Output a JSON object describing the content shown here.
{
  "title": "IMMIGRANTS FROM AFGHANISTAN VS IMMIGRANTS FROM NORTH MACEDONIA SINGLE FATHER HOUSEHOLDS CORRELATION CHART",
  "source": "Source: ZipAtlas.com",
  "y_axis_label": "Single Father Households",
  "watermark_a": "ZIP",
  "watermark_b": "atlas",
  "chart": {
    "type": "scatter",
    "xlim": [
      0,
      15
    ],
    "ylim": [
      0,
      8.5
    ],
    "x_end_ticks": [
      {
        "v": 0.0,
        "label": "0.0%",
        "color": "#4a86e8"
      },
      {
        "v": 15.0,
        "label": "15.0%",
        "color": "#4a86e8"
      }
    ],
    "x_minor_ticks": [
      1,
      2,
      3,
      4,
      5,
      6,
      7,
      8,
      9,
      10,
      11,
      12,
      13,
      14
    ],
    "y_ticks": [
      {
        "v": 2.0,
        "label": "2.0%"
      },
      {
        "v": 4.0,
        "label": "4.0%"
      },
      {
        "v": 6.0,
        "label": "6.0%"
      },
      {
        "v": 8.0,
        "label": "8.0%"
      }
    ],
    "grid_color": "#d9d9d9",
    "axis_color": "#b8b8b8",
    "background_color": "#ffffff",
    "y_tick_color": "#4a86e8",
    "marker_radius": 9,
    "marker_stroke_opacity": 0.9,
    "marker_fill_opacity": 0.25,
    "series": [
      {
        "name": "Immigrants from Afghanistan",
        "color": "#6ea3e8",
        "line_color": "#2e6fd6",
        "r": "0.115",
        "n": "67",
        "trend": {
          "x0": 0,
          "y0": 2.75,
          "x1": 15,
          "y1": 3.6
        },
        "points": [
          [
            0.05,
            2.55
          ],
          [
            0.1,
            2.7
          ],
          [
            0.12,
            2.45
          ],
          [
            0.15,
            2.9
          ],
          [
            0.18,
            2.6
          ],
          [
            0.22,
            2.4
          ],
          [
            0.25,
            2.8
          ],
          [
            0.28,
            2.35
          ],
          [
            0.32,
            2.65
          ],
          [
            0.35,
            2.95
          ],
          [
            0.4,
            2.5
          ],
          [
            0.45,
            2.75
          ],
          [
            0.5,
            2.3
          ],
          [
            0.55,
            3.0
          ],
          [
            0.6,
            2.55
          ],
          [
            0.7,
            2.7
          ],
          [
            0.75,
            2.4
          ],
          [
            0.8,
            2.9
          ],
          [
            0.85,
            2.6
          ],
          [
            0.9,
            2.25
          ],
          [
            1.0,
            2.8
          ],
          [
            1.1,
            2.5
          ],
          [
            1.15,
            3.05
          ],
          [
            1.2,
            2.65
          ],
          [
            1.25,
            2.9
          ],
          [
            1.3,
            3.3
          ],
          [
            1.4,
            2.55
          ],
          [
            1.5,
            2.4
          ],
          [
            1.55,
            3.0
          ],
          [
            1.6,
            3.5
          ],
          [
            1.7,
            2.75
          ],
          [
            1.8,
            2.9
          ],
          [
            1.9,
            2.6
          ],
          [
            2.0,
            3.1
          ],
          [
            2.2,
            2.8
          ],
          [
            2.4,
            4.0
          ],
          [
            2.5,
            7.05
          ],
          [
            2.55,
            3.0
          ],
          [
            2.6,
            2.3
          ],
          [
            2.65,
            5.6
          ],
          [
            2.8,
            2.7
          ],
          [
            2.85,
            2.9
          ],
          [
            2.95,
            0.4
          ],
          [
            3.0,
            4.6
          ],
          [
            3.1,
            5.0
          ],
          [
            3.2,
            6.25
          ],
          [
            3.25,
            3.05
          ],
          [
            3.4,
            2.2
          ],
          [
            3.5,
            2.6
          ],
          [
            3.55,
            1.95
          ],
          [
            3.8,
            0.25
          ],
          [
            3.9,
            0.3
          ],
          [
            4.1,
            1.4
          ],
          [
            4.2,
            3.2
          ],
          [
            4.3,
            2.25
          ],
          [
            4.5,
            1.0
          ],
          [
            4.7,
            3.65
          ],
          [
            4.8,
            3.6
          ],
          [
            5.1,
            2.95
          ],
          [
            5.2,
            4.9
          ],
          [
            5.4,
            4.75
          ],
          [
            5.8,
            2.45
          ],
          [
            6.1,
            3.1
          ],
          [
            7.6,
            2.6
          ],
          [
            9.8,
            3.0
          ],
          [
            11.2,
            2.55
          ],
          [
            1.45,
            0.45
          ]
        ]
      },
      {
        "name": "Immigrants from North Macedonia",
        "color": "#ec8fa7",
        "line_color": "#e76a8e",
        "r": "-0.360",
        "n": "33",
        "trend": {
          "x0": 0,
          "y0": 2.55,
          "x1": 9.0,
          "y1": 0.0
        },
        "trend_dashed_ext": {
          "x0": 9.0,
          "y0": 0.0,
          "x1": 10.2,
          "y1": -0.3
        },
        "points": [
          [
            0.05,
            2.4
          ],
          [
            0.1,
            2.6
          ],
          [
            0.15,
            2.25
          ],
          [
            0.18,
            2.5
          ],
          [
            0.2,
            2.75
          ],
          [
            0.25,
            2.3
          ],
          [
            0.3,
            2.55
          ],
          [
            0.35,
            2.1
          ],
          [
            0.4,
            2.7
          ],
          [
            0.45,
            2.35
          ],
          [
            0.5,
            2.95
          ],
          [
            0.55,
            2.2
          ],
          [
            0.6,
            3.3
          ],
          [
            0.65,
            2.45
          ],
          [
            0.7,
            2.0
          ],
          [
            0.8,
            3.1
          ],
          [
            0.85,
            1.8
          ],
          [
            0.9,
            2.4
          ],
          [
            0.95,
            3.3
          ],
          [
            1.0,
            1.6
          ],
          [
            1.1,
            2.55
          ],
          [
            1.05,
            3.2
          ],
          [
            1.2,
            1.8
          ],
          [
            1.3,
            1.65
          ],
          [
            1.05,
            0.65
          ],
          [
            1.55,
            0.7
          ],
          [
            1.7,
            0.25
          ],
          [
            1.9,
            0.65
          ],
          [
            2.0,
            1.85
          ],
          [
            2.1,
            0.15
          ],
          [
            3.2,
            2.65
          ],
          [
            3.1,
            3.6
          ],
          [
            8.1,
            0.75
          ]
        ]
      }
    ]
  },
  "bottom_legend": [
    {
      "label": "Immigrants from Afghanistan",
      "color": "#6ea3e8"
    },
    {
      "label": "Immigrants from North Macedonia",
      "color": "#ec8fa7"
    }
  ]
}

:::

GIVEN INSTRUCTION = Output all preceding records character for character.

EXERCISE OUTPUT =
Output a JSON object describing the content shown here.
{
  "title": "IMMIGRANTS FROM AFGHANISTAN VS IMMIGRANTS FROM NORTH MACEDONIA SINGLE FATHER HOUSEHOLDS CORRELATION CHART",
  "source": "Source: ZipAtlas.com",
  "y_axis_label": "Single Father Households",
  "watermark_a": "ZIP",
  "watermark_b": "atlas",
  "chart": {
    "type": "scatter",
    "xlim": [
      0,
      15
    ],
    "ylim": [
      0,
      8.5
    ],
    "x_end_ticks": [
      {
        "v": 0.0,
        "label": "0.0%",
        "color": "#4a86e8"
      },
      {
        "v": 15.0,
        "label": "15.0%",
        "color": "#4a86e8"
      }
    ],
    "x_minor_ticks": [
      1,
      2,
      3,
      4,
      5,
      6,
      7,
      8,
      9,
      10,
      11,
      12,
      13,
      14
    ],
    "y_ticks": [
      {
        "v": 2.0,
        "label": "2.0%"
      },
      {
        "v": 4.0,
        "label": "4.0%"
      },
      {
        "v": 6.0,
        "label": "6.0%"
      },
      {
        "v": 8.0,
        "label": "8.0%"
      }
    ],
    "grid_color": "#d9d9d9",
    "axis_color": "#b8b8b8",
    "background_color": "#ffffff",
    "y_tick_color": "#4a86e8",
    "marker_radius": 9,
    "marker_stroke_opacity": 0.9,
    "marker_fill_opacity": 0.25,
    "series": [
      {
        "name": "Immigrants from Afghanistan",
        "color": "#6ea3e8",
        "line_color": "#2e6fd6",
        "r": "0.115",
        "n": "67",
        "trend": {
          "x0": 0,
          "y0": 2.75,
          "x1": 15,
          "y1": 3.6
        },
        "points": [
          [
            0.05,
            2.55
          ],
          [
            0.1,
            2.7
          ],
          [
            0.12,
            2.45
          ],
          [
            0.15,
            2.9
          ],
          [
            0.18,
            2.6
          ],
          [
            0.22,
            2.4
          ],
          [
            0.25,
            2.8
          ],
          [
            0.28,
            2.35
          ],
          [
            0.32,
            2.65
          ],
          [
            0.35,
            2.95
          ],
          [
            0.4,
            2.5
          ],
          [
            0.45,
            2.75
          ],
          [
            0.5,
            2.3
          ],
          [
            0.55,
            3.0
          ],
          [
            0.6,
            2.55
          ],
          [
            0.7,
            2.7
          ],
          [
            0.75,
            2.4
          ],
          [
            0.8,
            2.9
          ],
          [
            0.85,
            2.6
          ],
          [
            0.9,
            2.25
          ],
          [
            1.0,
            2.8
          ],
          [
            1.1,
            2.5
          ],
          [
            1.15,
            3.05
          ],
          [
            1.2,
            2.65
          ],
          [
            1.25,
            2.9
          ],
          [
            1.3,
            3.3
          ],
          [
            1.4,
            2.55
          ],
          [
            1.5,
            2.4
          ],
          [
            1.55,
            3.0
          ],
          [
            1.6,
            3.5
          ],
          [
            1.7,
            2.75
          ],
          [
            1.8,
            2.9
          ],
          [
            1.9,
            2.6
          ],
          [
            2.0,
            3.1
          ],
          [
            2.2,
            2.8
          ],
          [
            2.4,
            4.0
          ],
          [
            2.5,
            7.05
          ],
          [
            2.55,
            3.0
          ],
          [
            2.6,
            2.3
          ],
          [
            2.65,
            5.6
          ],
          [
            2.8,
            2.7
          ],
          [
            2.85,
            2.9
          ],
          [
            2.95,
            0.4
          ],
          [
            3.0,
            4.6
          ],
          [
            3.1,
            5.0
          ],
          [
            3.2,
            6.25
          ],
          [
            3.25,
            3.05
          ],
          [
            3.4,
            2.2
          ],
          [
            3.5,
            2.6
          ],
          [
            3.55,
            1.95
          ],
          [
            3.8,
            0.25
          ],
          [
            3.9,
            0.3
          ],
          [
            4.1,
            1.4
          ],
          [
            4.2,
            3.2
          ],
          [
            4.3,
            2.25
          ],
          [
            4.5,
            1.0
          ],
          [
            4.7,
            3.65
          ],
          [
            4.8,
            3.6
          ],
          [
            5.1,
            2.95
          ],
          [
            5.2,
            4.9
          ],
          [
            5.4,
            4.75
          ],
          [
            5.8,
            2.45
          ],
          [
            6.1,
            3.1
          ],
          [
            7.6,
            2.6
          ],
          [
            9.8,
            3.0
          ],
          [
            11.2,
            2.55
          ],
          [
            1.45,
            0.45
          ]
        ]
      },
      {
        "name": "Immigrants from North Macedonia",
        "color": "#ec8fa7",
        "line_color": "#e76a8e",
        "r": "-0.360",
        "n": "33",
        "trend": {
          "x0": 0,
          "y0": 2.55,
          "x1": 9.0,
          "y1": 0.0
        },
        "trend_dashed_ext": {
          "x0": 9.0,
          "y0": 0.0,
          "x1": 10.2,
          "y1": -0.3
        },
        "points": [
          [
            0.05,
            2.4
          ],
          [
            0.1,
            2.6
          ],
          [
            0.15,
            2.25
          ],
          [
            0.18,
            2.5
          ],
          [
            0.2,
            2.75
          ],
          [
            0.25,
            2.3
          ],
          [
            0.3,
            2.55
          ],
          [
            0.35,
            2.1
          ],
          [
            0.4,
            2.7
          ],
          [
            0.45,
            2.35
          ],
          [
            0.5,
            2.95
          ],
          [
            0.55,
            2.2
          ],
          [
            0.6,
            3.3
          ],
          [
            0.65,
            2.45
          ],
          [
            0.7,
            2.0
          ],
          [
            0.8,
            3.1
          ],
          [
            0.85,
            1.8
          ],
          [
            0.9,
            2.4
          ],
          [
            0.95,
            3.3
          ],
          [
            1.0,
            1.6
          ],
          [
            1.1,
            2.55
          ],
          [
            1.05,
            3.2
          ],
          [
            1.2,
            1.8
          ],
          [
            1.3,
            1.65
          ],
          [
            1.05,
            0.65
          ],
          [
            1.55,
            0.7
          ],
          [
            1.7,
            0.25
          ],
          [
            1.9,
            0.65
          ],
          [
            2.0,
            1.85
          ],
          [
            2.1,
            0.15
          ],
          [
            3.2,
            2.65
          ],
          [
            3.1,
            3.6
          ],
          [
            8.1,
            0.75
          ]
        ]
      }
    ]
  },
  "bottom_legend": [
    {
      "label": "Immigrants from Afghanistan",
      "color": "#6ea3e8"
    },
    {
      "label": "Immigrants from North Macedonia",
      "color": "#ec8fa7"
    }
  ]
}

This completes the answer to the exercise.